Extracted records
○ ○ ○ ○ ○ ○ ○

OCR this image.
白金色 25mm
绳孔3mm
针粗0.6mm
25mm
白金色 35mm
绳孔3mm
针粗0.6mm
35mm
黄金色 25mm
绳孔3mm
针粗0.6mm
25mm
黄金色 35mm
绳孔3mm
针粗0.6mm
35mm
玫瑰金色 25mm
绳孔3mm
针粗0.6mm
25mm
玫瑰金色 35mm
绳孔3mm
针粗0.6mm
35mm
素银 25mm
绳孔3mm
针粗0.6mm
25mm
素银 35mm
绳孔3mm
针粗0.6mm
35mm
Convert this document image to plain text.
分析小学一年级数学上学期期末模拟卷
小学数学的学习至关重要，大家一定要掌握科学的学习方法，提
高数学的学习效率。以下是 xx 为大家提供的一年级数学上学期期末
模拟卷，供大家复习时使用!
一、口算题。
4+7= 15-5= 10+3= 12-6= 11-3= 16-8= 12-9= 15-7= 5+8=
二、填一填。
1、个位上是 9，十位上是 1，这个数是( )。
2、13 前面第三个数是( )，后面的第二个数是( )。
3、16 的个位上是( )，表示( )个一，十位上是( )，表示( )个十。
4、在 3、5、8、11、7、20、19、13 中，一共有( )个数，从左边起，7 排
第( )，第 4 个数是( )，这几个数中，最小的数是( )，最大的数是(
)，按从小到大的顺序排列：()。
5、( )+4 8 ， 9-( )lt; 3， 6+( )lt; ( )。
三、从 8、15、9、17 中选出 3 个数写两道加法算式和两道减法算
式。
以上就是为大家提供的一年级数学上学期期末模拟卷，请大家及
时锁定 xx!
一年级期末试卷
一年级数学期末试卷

○ ○ ○ ○ ○ ○ ○

#### [SET PROBLEM]
Select the lines in this material that hold the word "十位上是", leaving none out.

#### [RESULT BELOW]
1、个位上是 9，十位上是 1，这个数是( )。
3、16 的个位上是( )，表示( )个一，十位上是( )，表示( )个十。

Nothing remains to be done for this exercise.